**Task details**
Find every line with the word "straně". Copy those lines.
-- start of Stored data --
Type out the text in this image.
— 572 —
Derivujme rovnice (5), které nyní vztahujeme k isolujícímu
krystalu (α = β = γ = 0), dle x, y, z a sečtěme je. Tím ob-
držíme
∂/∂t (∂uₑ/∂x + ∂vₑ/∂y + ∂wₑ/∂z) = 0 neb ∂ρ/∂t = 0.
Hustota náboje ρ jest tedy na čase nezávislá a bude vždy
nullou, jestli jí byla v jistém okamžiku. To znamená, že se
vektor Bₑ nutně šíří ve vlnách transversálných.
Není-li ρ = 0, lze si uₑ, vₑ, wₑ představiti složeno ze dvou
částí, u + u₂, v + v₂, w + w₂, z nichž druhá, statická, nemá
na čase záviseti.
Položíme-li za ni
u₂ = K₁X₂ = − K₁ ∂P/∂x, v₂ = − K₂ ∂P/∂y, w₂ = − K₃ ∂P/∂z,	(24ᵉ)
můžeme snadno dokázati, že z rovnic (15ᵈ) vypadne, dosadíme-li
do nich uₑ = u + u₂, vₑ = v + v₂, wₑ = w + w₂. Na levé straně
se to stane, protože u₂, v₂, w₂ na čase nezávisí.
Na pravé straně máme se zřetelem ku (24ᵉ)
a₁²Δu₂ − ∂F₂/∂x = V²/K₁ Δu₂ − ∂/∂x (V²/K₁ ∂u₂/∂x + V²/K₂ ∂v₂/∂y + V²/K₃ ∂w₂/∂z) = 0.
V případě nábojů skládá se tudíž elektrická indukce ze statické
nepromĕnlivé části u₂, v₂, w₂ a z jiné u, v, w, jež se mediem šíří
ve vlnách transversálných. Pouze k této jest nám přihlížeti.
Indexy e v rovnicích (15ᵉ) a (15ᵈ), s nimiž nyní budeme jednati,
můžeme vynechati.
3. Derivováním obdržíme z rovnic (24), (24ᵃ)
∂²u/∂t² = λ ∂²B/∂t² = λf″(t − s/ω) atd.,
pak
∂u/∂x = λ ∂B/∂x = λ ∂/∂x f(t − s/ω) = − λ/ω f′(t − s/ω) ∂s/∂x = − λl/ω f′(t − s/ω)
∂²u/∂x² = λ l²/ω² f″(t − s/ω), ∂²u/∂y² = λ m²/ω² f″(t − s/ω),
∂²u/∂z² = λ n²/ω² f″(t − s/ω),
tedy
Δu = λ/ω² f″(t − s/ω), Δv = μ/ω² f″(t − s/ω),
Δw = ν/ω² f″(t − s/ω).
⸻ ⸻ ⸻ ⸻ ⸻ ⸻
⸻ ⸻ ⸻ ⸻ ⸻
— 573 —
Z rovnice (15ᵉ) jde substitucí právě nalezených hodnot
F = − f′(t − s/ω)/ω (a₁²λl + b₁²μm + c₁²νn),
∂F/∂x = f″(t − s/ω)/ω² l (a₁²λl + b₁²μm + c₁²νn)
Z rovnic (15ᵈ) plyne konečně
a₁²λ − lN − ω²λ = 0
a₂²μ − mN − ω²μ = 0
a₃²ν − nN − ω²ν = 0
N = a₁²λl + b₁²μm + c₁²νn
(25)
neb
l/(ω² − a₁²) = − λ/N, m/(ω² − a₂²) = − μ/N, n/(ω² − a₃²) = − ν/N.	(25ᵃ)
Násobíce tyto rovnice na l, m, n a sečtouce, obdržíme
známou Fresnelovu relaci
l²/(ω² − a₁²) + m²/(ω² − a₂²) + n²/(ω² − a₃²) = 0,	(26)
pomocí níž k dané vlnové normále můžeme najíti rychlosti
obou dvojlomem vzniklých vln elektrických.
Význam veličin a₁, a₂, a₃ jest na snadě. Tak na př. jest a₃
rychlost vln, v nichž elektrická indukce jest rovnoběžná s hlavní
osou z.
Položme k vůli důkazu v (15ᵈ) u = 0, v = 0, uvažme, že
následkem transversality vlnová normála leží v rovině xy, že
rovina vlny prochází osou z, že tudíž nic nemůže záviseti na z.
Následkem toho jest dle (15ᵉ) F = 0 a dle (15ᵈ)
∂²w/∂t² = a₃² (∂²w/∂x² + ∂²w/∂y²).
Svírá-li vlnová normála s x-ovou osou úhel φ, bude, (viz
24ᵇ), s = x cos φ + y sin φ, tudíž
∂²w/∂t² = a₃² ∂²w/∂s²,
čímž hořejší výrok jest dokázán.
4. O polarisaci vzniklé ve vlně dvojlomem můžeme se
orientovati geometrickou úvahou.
-- end of Stored data --
-- start of Stored data --
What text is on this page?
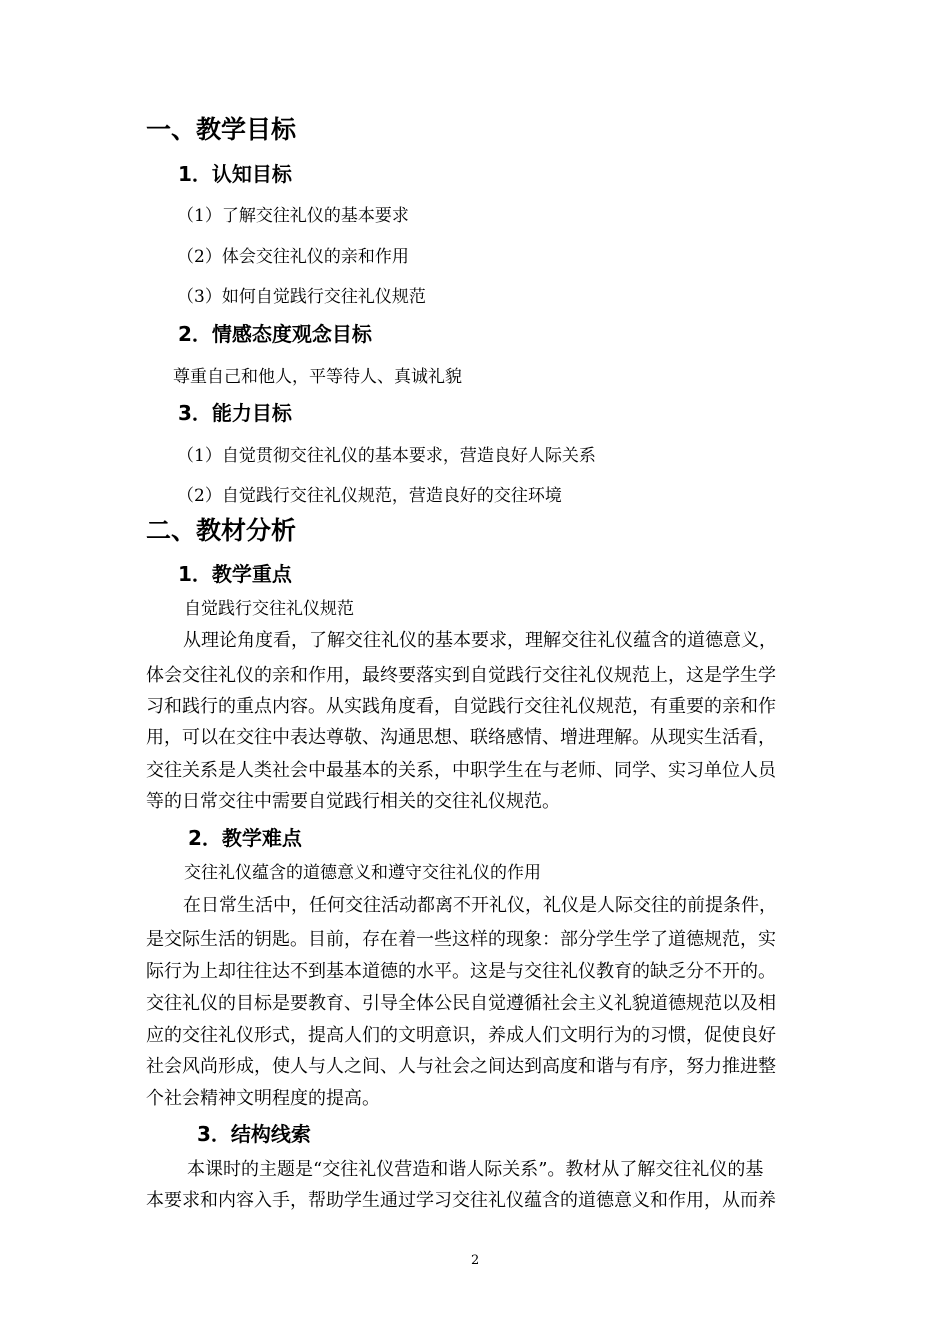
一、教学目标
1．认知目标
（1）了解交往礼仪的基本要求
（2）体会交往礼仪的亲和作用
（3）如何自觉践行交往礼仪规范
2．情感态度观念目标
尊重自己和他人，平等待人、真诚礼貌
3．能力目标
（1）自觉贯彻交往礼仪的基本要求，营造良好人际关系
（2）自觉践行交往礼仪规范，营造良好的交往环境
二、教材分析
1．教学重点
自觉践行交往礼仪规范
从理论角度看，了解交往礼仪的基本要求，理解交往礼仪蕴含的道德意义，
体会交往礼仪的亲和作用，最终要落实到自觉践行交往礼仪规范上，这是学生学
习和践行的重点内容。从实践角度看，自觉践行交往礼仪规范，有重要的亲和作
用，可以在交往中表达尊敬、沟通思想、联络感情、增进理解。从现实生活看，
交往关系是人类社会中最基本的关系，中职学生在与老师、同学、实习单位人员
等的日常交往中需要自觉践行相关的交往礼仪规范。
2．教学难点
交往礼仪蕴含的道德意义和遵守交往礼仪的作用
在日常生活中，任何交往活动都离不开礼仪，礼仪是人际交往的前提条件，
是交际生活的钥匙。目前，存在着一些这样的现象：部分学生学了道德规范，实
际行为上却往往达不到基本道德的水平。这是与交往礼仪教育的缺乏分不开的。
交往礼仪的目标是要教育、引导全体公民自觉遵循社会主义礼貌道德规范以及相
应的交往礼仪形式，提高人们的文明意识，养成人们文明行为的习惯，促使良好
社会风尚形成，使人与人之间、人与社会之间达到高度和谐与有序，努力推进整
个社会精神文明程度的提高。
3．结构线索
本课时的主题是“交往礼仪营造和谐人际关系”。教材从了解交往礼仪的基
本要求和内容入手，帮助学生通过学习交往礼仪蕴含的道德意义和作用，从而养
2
-- end of Stored data --
**Response to the task**
do nich uₑ = u + u₂, vₑ = v + v₂, wₑ = w + w₂. Na levé straně
Na pravé straně máme se zřetelem ku (24ᵉ)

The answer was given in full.